> _DATA PROVIDED_:
● ● ●
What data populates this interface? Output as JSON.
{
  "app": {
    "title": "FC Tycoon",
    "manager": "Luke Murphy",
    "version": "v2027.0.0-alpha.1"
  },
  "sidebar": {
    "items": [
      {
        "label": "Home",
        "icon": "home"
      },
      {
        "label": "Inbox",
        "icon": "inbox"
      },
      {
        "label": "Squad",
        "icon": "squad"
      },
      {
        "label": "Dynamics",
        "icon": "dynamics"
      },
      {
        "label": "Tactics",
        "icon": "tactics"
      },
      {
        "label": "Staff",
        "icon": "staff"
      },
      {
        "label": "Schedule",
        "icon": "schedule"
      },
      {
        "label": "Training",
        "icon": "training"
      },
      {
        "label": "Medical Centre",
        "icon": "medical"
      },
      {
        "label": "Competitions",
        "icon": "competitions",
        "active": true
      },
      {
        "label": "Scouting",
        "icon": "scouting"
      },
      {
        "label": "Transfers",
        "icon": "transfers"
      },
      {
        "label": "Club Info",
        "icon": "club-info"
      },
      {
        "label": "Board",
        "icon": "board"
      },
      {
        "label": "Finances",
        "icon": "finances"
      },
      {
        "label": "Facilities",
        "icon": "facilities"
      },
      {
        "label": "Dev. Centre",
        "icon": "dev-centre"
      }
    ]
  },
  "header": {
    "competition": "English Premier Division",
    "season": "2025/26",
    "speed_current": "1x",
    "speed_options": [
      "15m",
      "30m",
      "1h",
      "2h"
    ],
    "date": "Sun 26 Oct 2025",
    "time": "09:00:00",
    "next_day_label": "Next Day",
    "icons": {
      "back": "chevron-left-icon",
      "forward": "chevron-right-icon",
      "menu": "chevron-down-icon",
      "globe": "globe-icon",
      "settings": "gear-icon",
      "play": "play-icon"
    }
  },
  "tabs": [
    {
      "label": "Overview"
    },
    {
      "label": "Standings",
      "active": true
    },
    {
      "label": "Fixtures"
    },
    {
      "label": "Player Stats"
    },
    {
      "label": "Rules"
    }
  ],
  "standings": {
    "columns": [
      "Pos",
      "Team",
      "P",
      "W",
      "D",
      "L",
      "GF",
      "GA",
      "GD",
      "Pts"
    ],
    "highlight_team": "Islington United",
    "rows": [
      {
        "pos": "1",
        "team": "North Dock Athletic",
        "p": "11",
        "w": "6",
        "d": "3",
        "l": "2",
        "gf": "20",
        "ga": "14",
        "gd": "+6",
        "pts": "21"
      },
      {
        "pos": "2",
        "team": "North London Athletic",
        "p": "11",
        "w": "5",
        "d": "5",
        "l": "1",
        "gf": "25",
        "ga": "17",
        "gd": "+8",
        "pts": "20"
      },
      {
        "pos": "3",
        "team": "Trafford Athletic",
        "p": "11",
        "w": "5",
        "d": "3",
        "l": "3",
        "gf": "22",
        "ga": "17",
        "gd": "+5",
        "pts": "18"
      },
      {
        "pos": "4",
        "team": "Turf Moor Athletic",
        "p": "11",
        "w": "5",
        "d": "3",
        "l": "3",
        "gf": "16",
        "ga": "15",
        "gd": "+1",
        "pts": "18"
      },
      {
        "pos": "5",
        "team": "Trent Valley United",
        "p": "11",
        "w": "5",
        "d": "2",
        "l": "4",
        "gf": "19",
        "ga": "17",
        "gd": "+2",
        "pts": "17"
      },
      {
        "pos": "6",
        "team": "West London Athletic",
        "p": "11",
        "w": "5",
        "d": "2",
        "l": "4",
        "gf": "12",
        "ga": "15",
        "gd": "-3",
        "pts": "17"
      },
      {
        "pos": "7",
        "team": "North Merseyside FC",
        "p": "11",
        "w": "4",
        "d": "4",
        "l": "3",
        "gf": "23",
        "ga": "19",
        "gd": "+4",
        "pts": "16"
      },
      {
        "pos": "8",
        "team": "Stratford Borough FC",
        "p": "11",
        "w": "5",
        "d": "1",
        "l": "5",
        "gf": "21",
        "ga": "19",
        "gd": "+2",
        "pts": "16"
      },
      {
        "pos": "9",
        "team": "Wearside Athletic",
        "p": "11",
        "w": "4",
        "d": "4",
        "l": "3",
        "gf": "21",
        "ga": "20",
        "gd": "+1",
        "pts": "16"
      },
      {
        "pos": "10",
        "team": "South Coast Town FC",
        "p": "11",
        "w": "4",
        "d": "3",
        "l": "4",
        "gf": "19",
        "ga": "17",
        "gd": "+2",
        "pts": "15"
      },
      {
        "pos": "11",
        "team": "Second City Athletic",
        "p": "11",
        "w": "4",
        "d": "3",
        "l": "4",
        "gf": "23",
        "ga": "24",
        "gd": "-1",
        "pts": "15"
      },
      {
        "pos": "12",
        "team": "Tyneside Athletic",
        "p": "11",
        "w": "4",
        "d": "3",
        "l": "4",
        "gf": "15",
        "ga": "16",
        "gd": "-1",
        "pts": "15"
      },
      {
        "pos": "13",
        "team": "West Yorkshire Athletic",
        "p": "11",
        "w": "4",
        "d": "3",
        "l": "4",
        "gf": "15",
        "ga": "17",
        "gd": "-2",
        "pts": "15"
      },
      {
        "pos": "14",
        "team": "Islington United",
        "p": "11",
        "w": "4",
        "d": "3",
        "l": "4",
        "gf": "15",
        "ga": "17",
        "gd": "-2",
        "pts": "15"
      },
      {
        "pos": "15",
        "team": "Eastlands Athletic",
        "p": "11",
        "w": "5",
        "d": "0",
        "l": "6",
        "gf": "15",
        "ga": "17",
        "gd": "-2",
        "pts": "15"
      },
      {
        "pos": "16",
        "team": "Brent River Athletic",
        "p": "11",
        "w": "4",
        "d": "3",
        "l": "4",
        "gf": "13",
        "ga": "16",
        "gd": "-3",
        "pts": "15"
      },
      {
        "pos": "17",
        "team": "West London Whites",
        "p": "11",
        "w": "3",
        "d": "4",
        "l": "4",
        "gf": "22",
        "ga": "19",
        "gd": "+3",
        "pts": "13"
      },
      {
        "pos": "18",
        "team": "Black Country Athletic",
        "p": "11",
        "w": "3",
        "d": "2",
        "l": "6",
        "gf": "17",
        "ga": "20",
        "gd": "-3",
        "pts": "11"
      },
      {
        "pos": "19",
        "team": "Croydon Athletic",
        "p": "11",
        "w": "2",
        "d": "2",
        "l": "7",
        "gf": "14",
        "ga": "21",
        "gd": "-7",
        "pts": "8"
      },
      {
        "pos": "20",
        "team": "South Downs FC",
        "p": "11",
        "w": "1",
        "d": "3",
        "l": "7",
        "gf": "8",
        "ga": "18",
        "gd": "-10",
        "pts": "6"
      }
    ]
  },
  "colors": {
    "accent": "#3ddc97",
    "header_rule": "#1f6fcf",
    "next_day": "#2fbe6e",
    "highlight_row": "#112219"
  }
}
● ● ●
> _GIVEN REQUEST_:
Return the listing above in its exact form.

> _TASK RESULT_:
What data populates this interface? Output as JSON.
{
  "app": {
    "title": "FC Tycoon",
    "manager": "Luke Murphy",
    "version": "v2027.0.0-alpha.1"
  },
  "sidebar": {
    "items": [
      {
        "label": "Home",
        "icon": "home"
      },
      {
        "label": "Inbox",
        "icon": "inbox"
      },
      {
        "label": "Squad",
        "icon": "squad"
      },
      {
        "label": "Dynamics",
        "icon": "dynamics"
      },
      {
        "label": "Tactics",
        "icon": "tactics"
      },
      {
        "label": "Staff",
        "icon": "staff"
      },
      {
        "label": "Schedule",
        "icon": "schedule"
      },
      {
        "label": "Training",
        "icon": "training"
      },
      {
        "label": "Medical Centre",
        "icon": "medical"
      },
      {
        "label": "Competitions",
        "icon": "competitions",
        "active": true
      },
      {
        "label": "Scouting",
        "icon": "scouting"
      },
      {
        "label": "Transfers",
        "icon": "transfers"
      },
      {
        "label": "Club Info",
        "icon": "club-info"
      },
      {
        "label": "Board",
        "icon": "board"
      },
      {
        "label": "Finances",
        "icon": "finances"
      },
      {
        "label": "Facilities",
        "icon": "facilities"
      },
      {
        "label": "Dev. Centre",
        "icon": "dev-centre"
      }
    ]
  },
  "header": {
    "competition": "English Premier Division",
    "season": "2025/26",
    "speed_current": "1x",
    "speed_options": [
      "15m",
      "30m",
      "1h",
      "2h"
    ],
    "date": "Sun 26 Oct 2025",
    "time": "09:00:00",
    "next_day_label": "Next Day",
    "icons": {
      "back": "chevron-left-icon",
      "forward": "chevron-right-icon",
      "menu": "chevron-down-icon",
      "globe": "globe-icon",
      "settings": "gear-icon",
      "play": "play-icon"
    }
  },
  "tabs": [
    {
      "label": "Overview"
    },
    {
      "label": "Standings",
      "active": true
    },
    {
      "label": "Fixtures"
    },
    {
      "label": "Player Stats"
    },
    {
      "label": "Rules"
    }
  ],
  "standings": {
    "columns": [
      "Pos",
      "Team",
      "P",
      "W",
      "D",
      "L",
      "GF",
      "GA",
      "GD",
      "Pts"
    ],
    "highlight_team": "Islington United",
    "rows": [
      {
        "pos": "1",
        "team": "North Dock Athletic",
        "p": "11",
        "w": "6",
        "d": "3",
        "l": "2",
        "gf": "20",
        "ga": "14",
        "gd": "+6",
        "pts": "21"
      },
      {
        "pos": "2",
        "team": "North London Athletic",
        "p": "11",
        "w": "5",
        "d": "5",
        "l": "1",
        "gf": "25",
        "ga": "17",
        "gd": "+8",
        "pts": "20"
      },
      {
        "pos": "3",
        "team": "Trafford Athletic",
        "p": "11",
        "w": "5",
        "d": "3",
        "l": "3",
        "gf": "22",
        "ga": "17",
        "gd": "+5",
        "pts": "18"
      },
      {
        "pos": "4",
        "team": "Turf Moor Athletic",
        "p": "11",
        "w": "5",
        "d": "3",
        "l": "3",
        "gf": "16",
        "ga": "15",
        "gd": "+1",
        "pts": "18"
      },
      {
        "pos": "5",
        "team": "Trent Valley United",
        "p": "11",
        "w": "5",
        "d": "2",
        "l": "4",
        "gf": "19",
        "ga": "17",
        "gd": "+2",
        "pts": "17"
      },
      {
        "pos": "6",
        "team": "West London Athletic",
        "p": "11",
        "w": "5",
        "d": "2",
        "l": "4",
        "gf": "12",
        "ga": "15",
        "gd": "-3",
        "pts": "17"
      },
      {
        "pos": "7",
        "team": "North Merseyside FC",
        "p": "11",
        "w": "4",
        "d": "4",
        "l": "3",
        "gf": "23",
        "ga": "19",
        "gd": "+4",
        "pts": "16"
      },
      {
        "pos": "8",
        "team": "Stratford Borough FC",
        "p": "11",
        "w": "5",
        "d": "1",
        "l": "5",
        "gf": "21",
        "ga": "19",
        "gd": "+2",
        "pts": "16"
      },
      {
        "pos": "9",
        "team": "Wearside Athletic",
        "p": "11",
        "w": "4",
        "d": "4",
        "l": "3",
        "gf": "21",
        "ga": "20",
        "gd": "+1",
        "pts": "16"
      },
      {
        "pos": "10",
        "team": "South Coast Town FC",
        "p": "11",
        "w": "4",
        "d": "3",
        "l": "4",
        "gf": "19",
        "ga": "17",
        "gd": "+2",
        "pts": "15"
      },
      {
        "pos": "11",
        "team": "Second City Athletic",
        "p": "11",
        "w": "4",
        "d": "3",
        "l": "4",
        "gf": "23",
        "ga": "24",
        "gd": "-1",
        "pts": "15"
      },
      {
        "pos": "12",
        "team": "Tyneside Athletic",
        "p": "11",
        "w": "4",
        "d": "3",
        "l": "4",
        "gf": "15",
        "ga": "16",
        "gd": "-1",
        "pts": "15"
      },
      {
        "pos": "13",
        "team": "West Yorkshire Athletic",
        "p": "11",
        "w": "4",
        "d": "3",
        "l": "4",
        "gf": "15",
        "ga": "17",
        "gd": "-2",
        "pts": "15"
      },
      {
        "pos": "14",
        "team": "Islington United",
        "p": "11",
        "w": "4",
        "d": "3",
        "l": "4",
        "gf": "15",
        "ga": "17",
        "gd": "-2",
        "pts": "15"
      },
      {
        "pos": "15",
        "team": "Eastlands Athletic",
        "p": "11",
        "w": "5",
        "d": "0",
        "l": "6",
        "gf": "15",
        "ga": "17",
        "gd": "-2",
        "pts": "15"
      },
      {
        "pos": "16",
        "team": "Brent River Athletic",
        "p": "11",
        "w": "4",
        "d": "3",
        "l": "4",
        "gf": "13",
        "ga": "16",
        "gd": "-3",
        "pts": "15"
      },
      {
        "pos": "17",
        "team": "West London Whites",
        "p": "11",
        "w": "3",
        "d": "4",
        "l": "4",
        "gf": "22",
        "ga": "19",
        "gd": "+3",
        "pts": "13"
      },
      {
        "pos": "18",
        "team": "Black Country Athletic",
        "p": "11",
        "w": "3",
        "d": "2",
        "l": "6",
        "gf": "17",
        "ga": "20",
        "gd": "-3",
        "pts": "11"
      },
      {
        "pos": "19",
        "team": "Croydon Athletic",
        "p": "11",
        "w": "2",
        "d": "2",
        "l": "7",
        "gf": "14",
        "ga": "21",
        "gd": "-7",
        "pts": "8"
      },
      {
        "pos": "20",
        "team": "South Downs FC",
        "p": "11",
        "w": "1",
        "d": "3",
        "l": "7",
        "gf": "8",
        "ga": "18",
        "gd": "-10",
        "pts": "6"
      }
    ]
  },
  "colors": {
    "accent": "#3ddc97",
    "header_rule": "#1f6fcf",
    "next_day": "#2fbe6e",
    "highlight_row": "#112219"
  }
}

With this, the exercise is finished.